_PROVIDED ENTRIES_

+---+

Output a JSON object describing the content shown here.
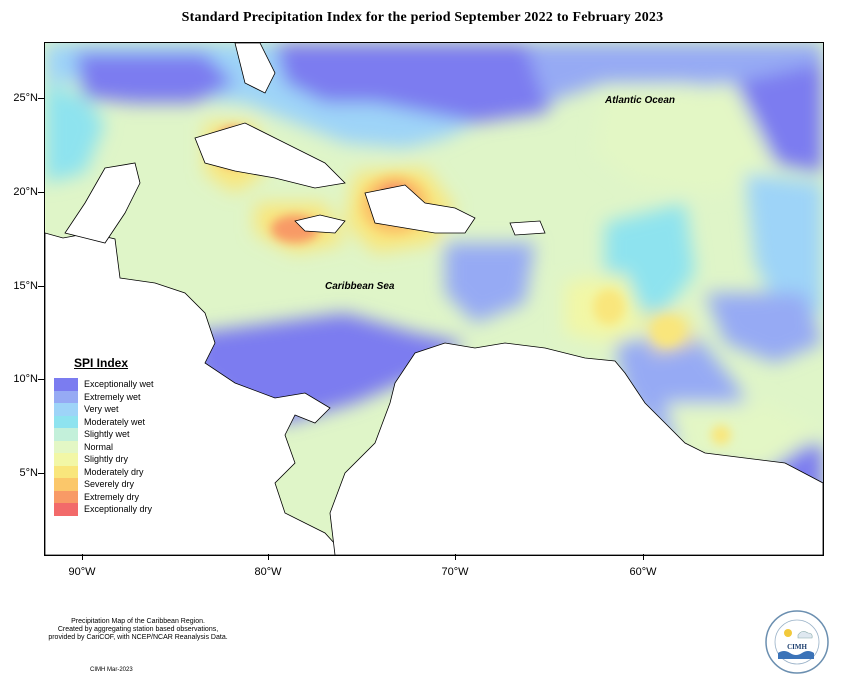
{
  "title": "Standard Precipitation Index for the period September 2022 to February 2023",
  "axes": {
    "lat_labels": [
      "25°N",
      "20°N",
      "15°N",
      "10°N",
      "5°N"
    ],
    "lon_labels": [
      "90°W",
      "80°W",
      "70°W",
      "60°W"
    ]
  },
  "map_labels": {
    "atlantic": "Atlantic Ocean",
    "caribbean": "Caribbean Sea"
  },
  "legend": {
    "title": "SPI Index",
    "items": [
      {
        "label": "Exceptionally wet",
        "color": "#7b7cf0"
      },
      {
        "label": "Extremely wet",
        "color": "#96aaf4"
      },
      {
        "label": "Very wet",
        "color": "#9ed4f8"
      },
      {
        "label": "Moderately wet",
        "color": "#8ee3ef"
      },
      {
        "label": "Slightly wet",
        "color": "#c3f0da"
      },
      {
        "label": "Normal",
        "color": "#e3f7c5"
      },
      {
        "label": "Slightly dry",
        "color": "#f2f7a6"
      },
      {
        "label": "Moderately dry",
        "color": "#f9e67c"
      },
      {
        "label": "Severely dry",
        "color": "#fbc76a"
      },
      {
        "label": "Extremely dry",
        "color": "#f89a66"
      },
      {
        "label": "Exceptionally dry",
        "color": "#f26a6a"
      }
    ]
  },
  "footer": {
    "line1": "Precipitation Map of the Caribbean Region.",
    "line2": "Created by aggregating station based observations,",
    "line3": "provided by CariCOF, with NCEP/NCAR Reanalysis Data.",
    "credit": "CIMH Mar-2023",
    "logo_text": "CIMH"
  }
}
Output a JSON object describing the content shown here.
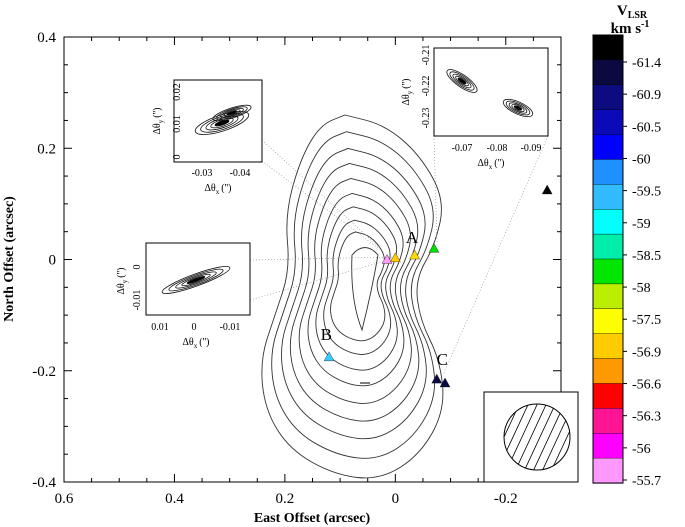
{
  "chart_data": {
    "type": "scatter",
    "xlabel": "East Offset (arcsec)",
    "ylabel": "North Offset (arcsec)",
    "xlim": [
      0.6,
      -0.3
    ],
    "ylim": [
      -0.4,
      0.4
    ],
    "xticks": [
      "0.6",
      "0.4",
      "0.2",
      "0",
      "-0.2"
    ],
    "yticks": [
      "0.4",
      "0.2",
      "0",
      "-0.2",
      "-0.4"
    ],
    "grid": false,
    "colorbar": {
      "title_main": "V",
      "title_sub": "LSR",
      "title_unit": "km s",
      "title_exp": "-1",
      "position": "right",
      "labels": [
        "-61.4",
        "-60.9",
        "-60.5",
        "-60",
        "-59.5",
        "-59",
        "-58.5",
        "-58",
        "-57.5",
        "-56.9",
        "-56.6",
        "-56.3",
        "-56",
        "-55.7"
      ],
      "colors": [
        "#000000",
        "#0a0a40",
        "#0c0c80",
        "#0a0ab8",
        "#0000ff",
        "#1e90ff",
        "#33bbff",
        "#00ffff",
        "#00eeaa",
        "#00e600",
        "#bbee00",
        "#ffff00",
        "#ffcc00",
        "#ff9900",
        "#ff0000",
        "#ff1493",
        "#ff00ff",
        "#ff99ff"
      ]
    },
    "labels": [
      {
        "text": "A",
        "x": -0.03,
        "y": 0.03
      },
      {
        "text": "B",
        "x": 0.125,
        "y": -0.145
      },
      {
        "text": "C",
        "x": -0.085,
        "y": -0.19
      }
    ],
    "points": [
      {
        "x": 0.12,
        "y": -0.175,
        "color": "#33ccff"
      },
      {
        "x": 0.015,
        "y": 0.0,
        "color": "#ff99ff"
      },
      {
        "x": 0.0,
        "y": 0.003,
        "color": "#ffcc00"
      },
      {
        "x": -0.035,
        "y": 0.008,
        "color": "#ffdd00"
      },
      {
        "x": -0.07,
        "y": 0.02,
        "color": "#00dd00"
      },
      {
        "x": -0.075,
        "y": -0.215,
        "color": "#0a0a40"
      },
      {
        "x": -0.09,
        "y": -0.222,
        "color": "#0a0a40"
      },
      {
        "x": -0.275,
        "y": 0.125,
        "color": "#000000"
      }
    ],
    "insets": [
      {
        "xlabel_main": "Δθ",
        "xlabel_sub": "x",
        "xlabel_unit": "('')",
        "ylabel_main": "Δθ",
        "ylabel_sub": "y",
        "ylabel_unit": "('')",
        "xticks": [
          "-0.03",
          "-0.04"
        ],
        "yticks": [
          "0",
          "0.01",
          "0.02"
        ]
      },
      {
        "xlabel_main": "Δθ",
        "xlabel_sub": "x",
        "xlabel_unit": "('')",
        "ylabel_main": "Δθ",
        "ylabel_sub": "y",
        "ylabel_unit": "('')",
        "xticks": [
          "-0.07",
          "-0.08",
          "-0.09"
        ],
        "yticks": [
          "-0.23",
          "-0.22",
          "-0.21"
        ]
      },
      {
        "xlabel_main": "Δθ",
        "xlabel_sub": "x",
        "xlabel_unit": "('')",
        "ylabel_main": "Δθ",
        "ylabel_sub": "y",
        "ylabel_unit": "('')",
        "xticks": [
          "0.01",
          "0",
          "-0.01"
        ],
        "yticks": [
          "-0.01",
          "0"
        ]
      }
    ]
  }
}
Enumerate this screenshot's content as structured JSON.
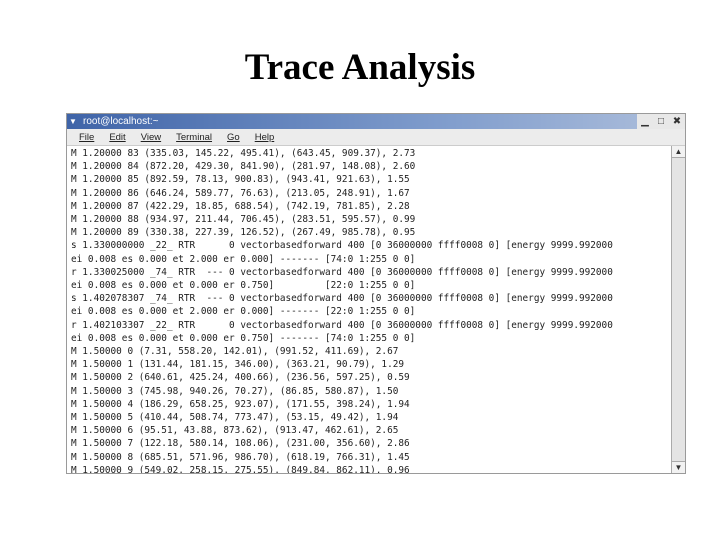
{
  "slide": {
    "title": "Trace Analysis"
  },
  "window": {
    "title": "root@localhost:~",
    "controls": [
      "minimize",
      "maximize",
      "close"
    ]
  },
  "menu": [
    "File",
    "Edit",
    "View",
    "Terminal",
    "Go",
    "Help"
  ],
  "terminal": {
    "lines": [
      "M 1.20000 83 (335.03, 145.22, 495.41), (643.45, 909.37), 2.73",
      "M 1.20000 84 (872.20, 429.30, 841.90), (281.97, 148.08), 2.60",
      "M 1.20000 85 (892.59, 78.13, 900.83), (943.41, 921.63), 1.55",
      "M 1.20000 86 (646.24, 589.77, 76.63), (213.05, 248.91), 1.67",
      "M 1.20000 87 (422.29, 18.85, 688.54), (742.19, 781.85), 2.28",
      "M 1.20000 88 (934.97, 211.44, 706.45), (283.51, 595.57), 0.99",
      "M 1.20000 89 (330.38, 227.39, 126.52), (267.49, 985.78), 0.95",
      "s 1.330000000 _22_ RTR      0 vectorbasedforward 400 [0 36000000 ffff0008 0] [energy 9999.992000",
      "ei 0.008 es 0.000 et 2.000 er 0.000] ------- [74:0 1:255 0 0]",
      "r 1.330025000 _74_ RTR  --- 0 vectorbasedforward 400 [0 36000000 ffff0008 0] [energy 9999.992000",
      "ei 0.008 es 0.000 et 0.000 er 0.750]         [22:0 1:255 0 0]",
      "s 1.402078307 _74_ RTR  --- 0 vectorbasedforward 400 [0 36000000 ffff0008 0] [energy 9999.992000",
      "ei 0.008 es 0.000 et 2.000 er 0.000] ------- [22:0 1:255 0 0]",
      "r 1.402103307 _22_ RTR      0 vectorbasedforward 400 [0 36000000 ffff0008 0] [energy 9999.992000",
      "ei 0.008 es 0.000 et 0.000 er 0.750] ------- [74:0 1:255 0 0]",
      "M 1.50000 0 (7.31, 558.20, 142.01), (991.52, 411.69), 2.67",
      "M 1.50000 1 (131.44, 181.15, 346.00), (363.21, 90.79), 1.29",
      "M 1.50000 2 (640.61, 425.24, 400.66), (236.56, 597.25), 0.59",
      "M 1.50000 3 (745.98, 940.26, 70.27), (86.85, 580.87), 1.50",
      "M 1.50000 4 (186.29, 658.25, 923.07), (171.55, 398.24), 1.94",
      "M 1.50000 5 (410.44, 508.74, 773.47), (53.15, 49.42), 1.94",
      "M 1.50000 6 (95.51, 43.88, 873.62), (913.47, 462.61), 2.65",
      "M 1.50000 7 (122.18, 580.14, 108.06), (231.00, 356.60), 2.86",
      "M 1.50000 8 (685.51, 571.96, 986.70), (618.19, 766.31), 1.45",
      "M 1.50000 9 (549.02, 258.15, 275.55), (849.84, 862.11), 0.96",
      ":"
    ]
  }
}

+---+

_OBJECTIVE_
Using the listing, say how many lines include the word "Exceptionally", and add nothing else.

_SOLUTION FOR THIS EXERCISE_
2